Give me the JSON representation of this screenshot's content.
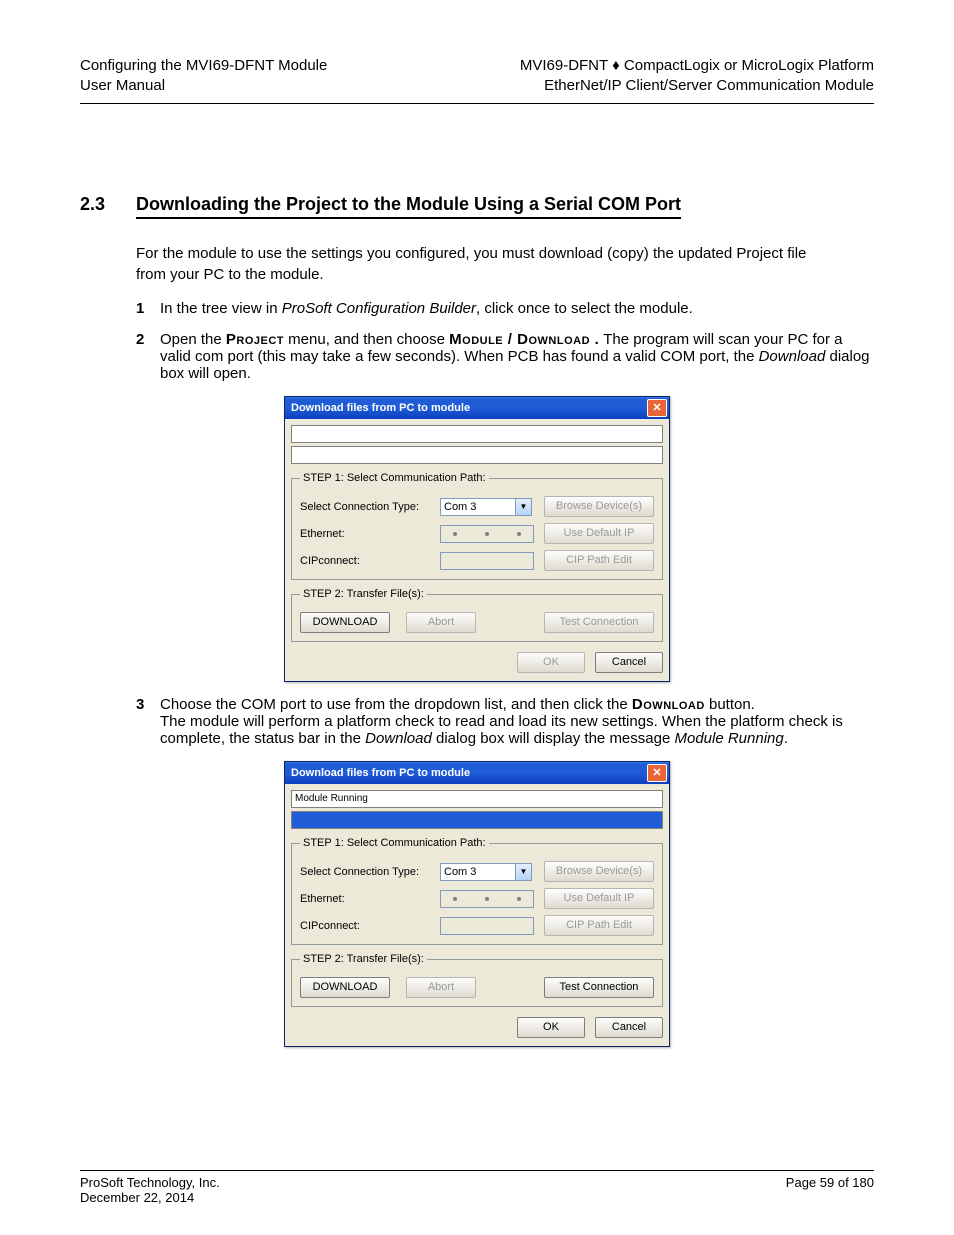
{
  "header": {
    "left_line1": "Configuring the MVI69-DFNT Module",
    "left_line2": "User Manual",
    "right_line1_a": "MVI69-DFNT ",
    "right_line1_b": " CompactLogix or MicroLogix Platform",
    "right_line2": "EtherNet/IP Client/Server Communication Module",
    "diamond": "♦"
  },
  "section": {
    "number": "2.3",
    "title": "Downloading the Project to the Module Using a Serial COM Port"
  },
  "paragraph": "For the module to use the settings you configured, you must download (copy) the updated Project file from your PC to the module.",
  "steps": [
    {
      "num": "1",
      "pre": "In the tree view in ",
      "italic": "ProSoft Configuration Builder",
      "post1": ", click once to select the module.",
      "post2": ""
    },
    {
      "num": "2",
      "pre": "Open the ",
      "bold": "Project",
      "mid": " menu, and then choose ",
      "bold2": "Module / Download .",
      "post": " The program will scan your PC for a valid com port (this may take a few seconds). When PCB has found a valid COM port, the ",
      "italic": "Download",
      "post2": " dialog box will open."
    },
    {
      "num": "3",
      "pre": "Choose the COM port to use from the dropdown list, and then click the ",
      "bold": "Download",
      "post": " button.",
      "post_line2": "The module will perform a platform check to read and load its new settings. When the platform check is complete, the status bar in the ",
      "italic": "Download",
      "post3": " dialog box will display the message ",
      "italic2": "Module Running",
      "post4": "."
    }
  ],
  "dialog": {
    "title": "Download files from PC to module",
    "status1_blank": "",
    "status1_running": "Module Running",
    "step1_legend": "STEP 1: Select Communication Path:",
    "label_conn_type": "Select Connection Type:",
    "conn_value": "Com 3",
    "btn_browse": "Browse Device(s)",
    "label_ethernet": "Ethernet:",
    "btn_defaultip": "Use Default IP",
    "label_cip": "CIPconnect:",
    "btn_cip": "CIP Path Edit",
    "step2_legend": "STEP 2: Transfer File(s):",
    "btn_download": "DOWNLOAD",
    "btn_abort": "Abort",
    "btn_test": "Test Connection",
    "btn_ok": "OK",
    "btn_cancel": "Cancel"
  },
  "footer": {
    "company": "ProSoft Technology, Inc.",
    "page": "Page 59 of 180",
    "date": "December 22, 2014"
  }
}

# [Problem]
Pick out all lines from the data above in which the word "Connection" appears.

# [Task response]
    "label_conn_type": "Select Connection Type:",
    "btn_test": "Test Connection",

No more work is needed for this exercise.